- WHAT THIS TASK INVOLVES
Every line below is to be copied exactly, with the pictures left out.

*****

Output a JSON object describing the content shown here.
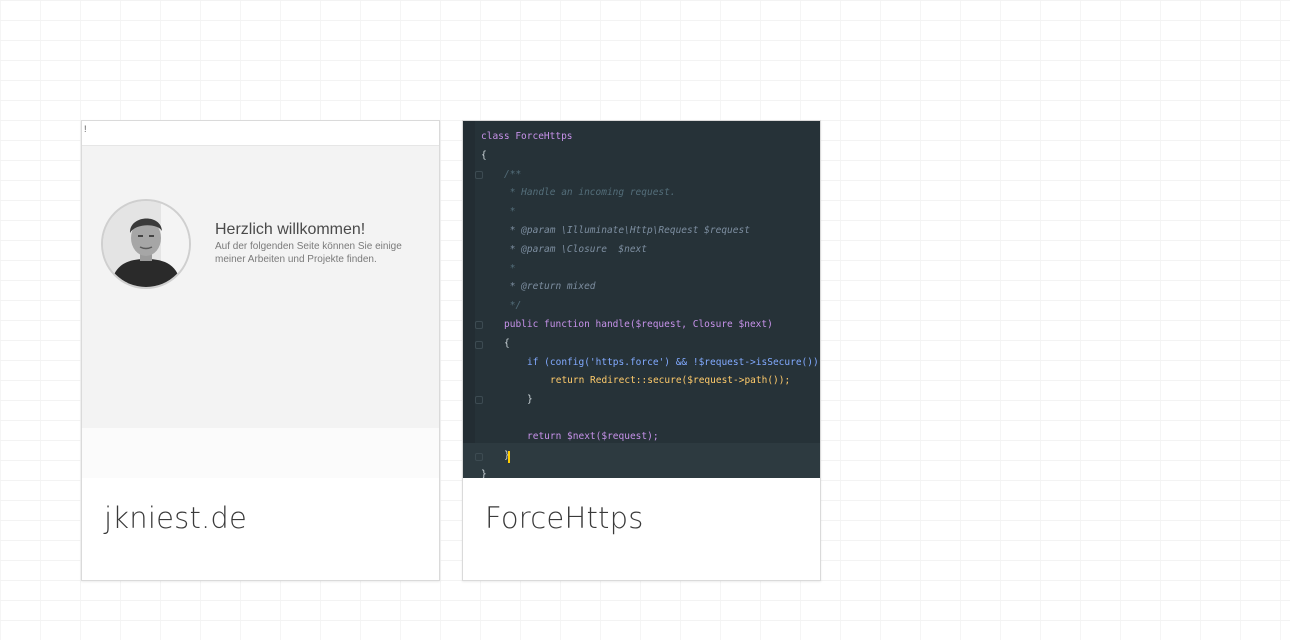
{
  "cards": [
    {
      "title": "jkniest.de",
      "thumbnail": {
        "topbar_mark": "!",
        "heading": "Herzlich willkommen!",
        "subtext": "Auf der folgenden Seite können Sie einige meiner Arbeiten und Projekte finden."
      }
    },
    {
      "title": "ForceHttps",
      "thumbnail": {
        "code_lines": [
          "class ForceHttps",
          "{",
          "/**",
          " * Handle an incoming request.",
          " *",
          " * @param \\Illuminate\\Http\\Request $request",
          " * @param \\Closure  $next",
          " *",
          " * @return mixed",
          " */",
          "public function handle($request, Closure $next)",
          "{",
          "if (config('https.force') && !$request->isSecure())",
          "return Redirect::secure($request->path());",
          "}",
          "return $next($request);",
          "}",
          "}"
        ]
      }
    }
  ],
  "colors": {
    "code_background": "#263238",
    "keyword": "#c792ea",
    "class_name": "#ffcb6b",
    "variable": "#f07178",
    "function": "#82aaff",
    "string": "#c3e88d",
    "comment": "#546e7a",
    "cursor": "#ffcc00"
  }
}
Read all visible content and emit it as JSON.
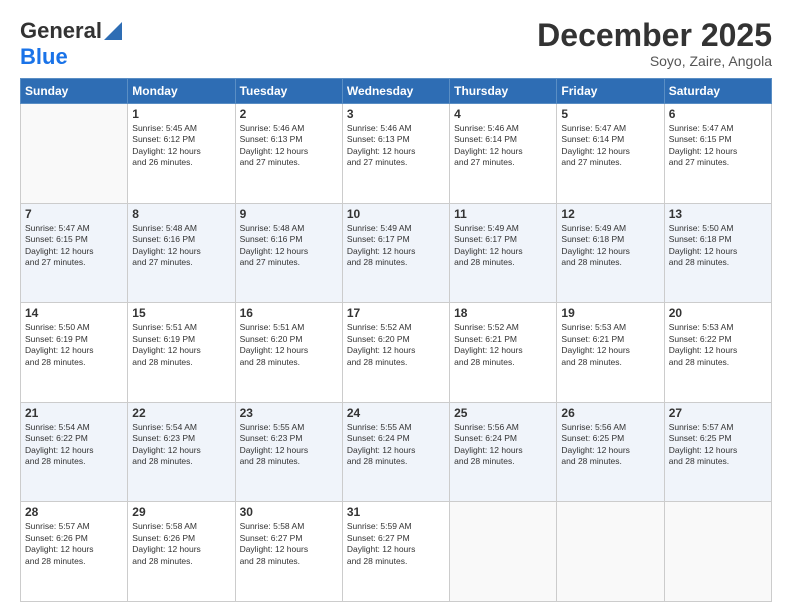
{
  "header": {
    "logo_general": "General",
    "logo_blue": "Blue",
    "month_title": "December 2025",
    "location": "Soyo, Zaire, Angola"
  },
  "days_of_week": [
    "Sunday",
    "Monday",
    "Tuesday",
    "Wednesday",
    "Thursday",
    "Friday",
    "Saturday"
  ],
  "weeks": [
    {
      "shaded": false,
      "days": [
        {
          "num": "",
          "info": ""
        },
        {
          "num": "1",
          "info": "Sunrise: 5:45 AM\nSunset: 6:12 PM\nDaylight: 12 hours\nand 26 minutes."
        },
        {
          "num": "2",
          "info": "Sunrise: 5:46 AM\nSunset: 6:13 PM\nDaylight: 12 hours\nand 27 minutes."
        },
        {
          "num": "3",
          "info": "Sunrise: 5:46 AM\nSunset: 6:13 PM\nDaylight: 12 hours\nand 27 minutes."
        },
        {
          "num": "4",
          "info": "Sunrise: 5:46 AM\nSunset: 6:14 PM\nDaylight: 12 hours\nand 27 minutes."
        },
        {
          "num": "5",
          "info": "Sunrise: 5:47 AM\nSunset: 6:14 PM\nDaylight: 12 hours\nand 27 minutes."
        },
        {
          "num": "6",
          "info": "Sunrise: 5:47 AM\nSunset: 6:15 PM\nDaylight: 12 hours\nand 27 minutes."
        }
      ]
    },
    {
      "shaded": true,
      "days": [
        {
          "num": "7",
          "info": "Sunrise: 5:47 AM\nSunset: 6:15 PM\nDaylight: 12 hours\nand 27 minutes."
        },
        {
          "num": "8",
          "info": "Sunrise: 5:48 AM\nSunset: 6:16 PM\nDaylight: 12 hours\nand 27 minutes."
        },
        {
          "num": "9",
          "info": "Sunrise: 5:48 AM\nSunset: 6:16 PM\nDaylight: 12 hours\nand 27 minutes."
        },
        {
          "num": "10",
          "info": "Sunrise: 5:49 AM\nSunset: 6:17 PM\nDaylight: 12 hours\nand 28 minutes."
        },
        {
          "num": "11",
          "info": "Sunrise: 5:49 AM\nSunset: 6:17 PM\nDaylight: 12 hours\nand 28 minutes."
        },
        {
          "num": "12",
          "info": "Sunrise: 5:49 AM\nSunset: 6:18 PM\nDaylight: 12 hours\nand 28 minutes."
        },
        {
          "num": "13",
          "info": "Sunrise: 5:50 AM\nSunset: 6:18 PM\nDaylight: 12 hours\nand 28 minutes."
        }
      ]
    },
    {
      "shaded": false,
      "days": [
        {
          "num": "14",
          "info": "Sunrise: 5:50 AM\nSunset: 6:19 PM\nDaylight: 12 hours\nand 28 minutes."
        },
        {
          "num": "15",
          "info": "Sunrise: 5:51 AM\nSunset: 6:19 PM\nDaylight: 12 hours\nand 28 minutes."
        },
        {
          "num": "16",
          "info": "Sunrise: 5:51 AM\nSunset: 6:20 PM\nDaylight: 12 hours\nand 28 minutes."
        },
        {
          "num": "17",
          "info": "Sunrise: 5:52 AM\nSunset: 6:20 PM\nDaylight: 12 hours\nand 28 minutes."
        },
        {
          "num": "18",
          "info": "Sunrise: 5:52 AM\nSunset: 6:21 PM\nDaylight: 12 hours\nand 28 minutes."
        },
        {
          "num": "19",
          "info": "Sunrise: 5:53 AM\nSunset: 6:21 PM\nDaylight: 12 hours\nand 28 minutes."
        },
        {
          "num": "20",
          "info": "Sunrise: 5:53 AM\nSunset: 6:22 PM\nDaylight: 12 hours\nand 28 minutes."
        }
      ]
    },
    {
      "shaded": true,
      "days": [
        {
          "num": "21",
          "info": "Sunrise: 5:54 AM\nSunset: 6:22 PM\nDaylight: 12 hours\nand 28 minutes."
        },
        {
          "num": "22",
          "info": "Sunrise: 5:54 AM\nSunset: 6:23 PM\nDaylight: 12 hours\nand 28 minutes."
        },
        {
          "num": "23",
          "info": "Sunrise: 5:55 AM\nSunset: 6:23 PM\nDaylight: 12 hours\nand 28 minutes."
        },
        {
          "num": "24",
          "info": "Sunrise: 5:55 AM\nSunset: 6:24 PM\nDaylight: 12 hours\nand 28 minutes."
        },
        {
          "num": "25",
          "info": "Sunrise: 5:56 AM\nSunset: 6:24 PM\nDaylight: 12 hours\nand 28 minutes."
        },
        {
          "num": "26",
          "info": "Sunrise: 5:56 AM\nSunset: 6:25 PM\nDaylight: 12 hours\nand 28 minutes."
        },
        {
          "num": "27",
          "info": "Sunrise: 5:57 AM\nSunset: 6:25 PM\nDaylight: 12 hours\nand 28 minutes."
        }
      ]
    },
    {
      "shaded": false,
      "days": [
        {
          "num": "28",
          "info": "Sunrise: 5:57 AM\nSunset: 6:26 PM\nDaylight: 12 hours\nand 28 minutes."
        },
        {
          "num": "29",
          "info": "Sunrise: 5:58 AM\nSunset: 6:26 PM\nDaylight: 12 hours\nand 28 minutes."
        },
        {
          "num": "30",
          "info": "Sunrise: 5:58 AM\nSunset: 6:27 PM\nDaylight: 12 hours\nand 28 minutes."
        },
        {
          "num": "31",
          "info": "Sunrise: 5:59 AM\nSunset: 6:27 PM\nDaylight: 12 hours\nand 28 minutes."
        },
        {
          "num": "",
          "info": ""
        },
        {
          "num": "",
          "info": ""
        },
        {
          "num": "",
          "info": ""
        }
      ]
    }
  ]
}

*****

- OUTPUT OF THE EXERCISE
Output a JSON object describing the content shown here.
{
  "cards": [
    {
      "title": "jkniest.de",
      "thumbnail": {
        "topbar_mark": "!",
        "heading": "Herzlich willkommen!",
        "subtext": "Auf der folgenden Seite können Sie einige meiner Arbeiten und Projekte finden."
      }
    },
    {
      "title": "ForceHttps",
      "thumbnail": {
        "code_lines": [
          "class ForceHttps",
          "{",
          "/**",
          " * Handle an incoming request.",
          " *",
          " * @param \\Illuminate\\Http\\Request $request",
          " * @param \\Closure  $next",
          " *",
          " * @return mixed",
          " */",
          "public function handle($request, Closure $next)",
          "{",
          "if (config('https.force') && !$request->isSecure())",
          "return Redirect::secure($request->path());",
          "}",
          "return $next($request);",
          "}",
          "}"
        ]
      }
    }
  ],
  "colors": {
    "code_background": "#263238",
    "keyword": "#c792ea",
    "class_name": "#ffcb6b",
    "variable": "#f07178",
    "function": "#82aaff",
    "string": "#c3e88d",
    "comment": "#546e7a",
    "cursor": "#ffcc00"
  }
}
Read all visible content and emit it as JSON.
{
  "header": {
    "logo_general": "General",
    "logo_blue": "Blue",
    "month_title": "December 2025",
    "location": "Soyo, Zaire, Angola"
  },
  "days_of_week": [
    "Sunday",
    "Monday",
    "Tuesday",
    "Wednesday",
    "Thursday",
    "Friday",
    "Saturday"
  ],
  "weeks": [
    {
      "shaded": false,
      "days": [
        {
          "num": "",
          "info": ""
        },
        {
          "num": "1",
          "info": "Sunrise: 5:45 AM\nSunset: 6:12 PM\nDaylight: 12 hours\nand 26 minutes."
        },
        {
          "num": "2",
          "info": "Sunrise: 5:46 AM\nSunset: 6:13 PM\nDaylight: 12 hours\nand 27 minutes."
        },
        {
          "num": "3",
          "info": "Sunrise: 5:46 AM\nSunset: 6:13 PM\nDaylight: 12 hours\nand 27 minutes."
        },
        {
          "num": "4",
          "info": "Sunrise: 5:46 AM\nSunset: 6:14 PM\nDaylight: 12 hours\nand 27 minutes."
        },
        {
          "num": "5",
          "info": "Sunrise: 5:47 AM\nSunset: 6:14 PM\nDaylight: 12 hours\nand 27 minutes."
        },
        {
          "num": "6",
          "info": "Sunrise: 5:47 AM\nSunset: 6:15 PM\nDaylight: 12 hours\nand 27 minutes."
        }
      ]
    },
    {
      "shaded": true,
      "days": [
        {
          "num": "7",
          "info": "Sunrise: 5:47 AM\nSunset: 6:15 PM\nDaylight: 12 hours\nand 27 minutes."
        },
        {
          "num": "8",
          "info": "Sunrise: 5:48 AM\nSunset: 6:16 PM\nDaylight: 12 hours\nand 27 minutes."
        },
        {
          "num": "9",
          "info": "Sunrise: 5:48 AM\nSunset: 6:16 PM\nDaylight: 12 hours\nand 27 minutes."
        },
        {
          "num": "10",
          "info": "Sunrise: 5:49 AM\nSunset: 6:17 PM\nDaylight: 12 hours\nand 28 minutes."
        },
        {
          "num": "11",
          "info": "Sunrise: 5:49 AM\nSunset: 6:17 PM\nDaylight: 12 hours\nand 28 minutes."
        },
        {
          "num": "12",
          "info": "Sunrise: 5:49 AM\nSunset: 6:18 PM\nDaylight: 12 hours\nand 28 minutes."
        },
        {
          "num": "13",
          "info": "Sunrise: 5:50 AM\nSunset: 6:18 PM\nDaylight: 12 hours\nand 28 minutes."
        }
      ]
    },
    {
      "shaded": false,
      "days": [
        {
          "num": "14",
          "info": "Sunrise: 5:50 AM\nSunset: 6:19 PM\nDaylight: 12 hours\nand 28 minutes."
        },
        {
          "num": "15",
          "info": "Sunrise: 5:51 AM\nSunset: 6:19 PM\nDaylight: 12 hours\nand 28 minutes."
        },
        {
          "num": "16",
          "info": "Sunrise: 5:51 AM\nSunset: 6:20 PM\nDaylight: 12 hours\nand 28 minutes."
        },
        {
          "num": "17",
          "info": "Sunrise: 5:52 AM\nSunset: 6:20 PM\nDaylight: 12 hours\nand 28 minutes."
        },
        {
          "num": "18",
          "info": "Sunrise: 5:52 AM\nSunset: 6:21 PM\nDaylight: 12 hours\nand 28 minutes."
        },
        {
          "num": "19",
          "info": "Sunrise: 5:53 AM\nSunset: 6:21 PM\nDaylight: 12 hours\nand 28 minutes."
        },
        {
          "num": "20",
          "info": "Sunrise: 5:53 AM\nSunset: 6:22 PM\nDaylight: 12 hours\nand 28 minutes."
        }
      ]
    },
    {
      "shaded": true,
      "days": [
        {
          "num": "21",
          "info": "Sunrise: 5:54 AM\nSunset: 6:22 PM\nDaylight: 12 hours\nand 28 minutes."
        },
        {
          "num": "22",
          "info": "Sunrise: 5:54 AM\nSunset: 6:23 PM\nDaylight: 12 hours\nand 28 minutes."
        },
        {
          "num": "23",
          "info": "Sunrise: 5:55 AM\nSunset: 6:23 PM\nDaylight: 12 hours\nand 28 minutes."
        },
        {
          "num": "24",
          "info": "Sunrise: 5:55 AM\nSunset: 6:24 PM\nDaylight: 12 hours\nand 28 minutes."
        },
        {
          "num": "25",
          "info": "Sunrise: 5:56 AM\nSunset: 6:24 PM\nDaylight: 12 hours\nand 28 minutes."
        },
        {
          "num": "26",
          "info": "Sunrise: 5:56 AM\nSunset: 6:25 PM\nDaylight: 12 hours\nand 28 minutes."
        },
        {
          "num": "27",
          "info": "Sunrise: 5:57 AM\nSunset: 6:25 PM\nDaylight: 12 hours\nand 28 minutes."
        }
      ]
    },
    {
      "shaded": false,
      "days": [
        {
          "num": "28",
          "info": "Sunrise: 5:57 AM\nSunset: 6:26 PM\nDaylight: 12 hours\nand 28 minutes."
        },
        {
          "num": "29",
          "info": "Sunrise: 5:58 AM\nSunset: 6:26 PM\nDaylight: 12 hours\nand 28 minutes."
        },
        {
          "num": "30",
          "info": "Sunrise: 5:58 AM\nSunset: 6:27 PM\nDaylight: 12 hours\nand 28 minutes."
        },
        {
          "num": "31",
          "info": "Sunrise: 5:59 AM\nSunset: 6:27 PM\nDaylight: 12 hours\nand 28 minutes."
        },
        {
          "num": "",
          "info": ""
        },
        {
          "num": "",
          "info": ""
        },
        {
          "num": "",
          "info": ""
        }
      ]
    }
  ]
}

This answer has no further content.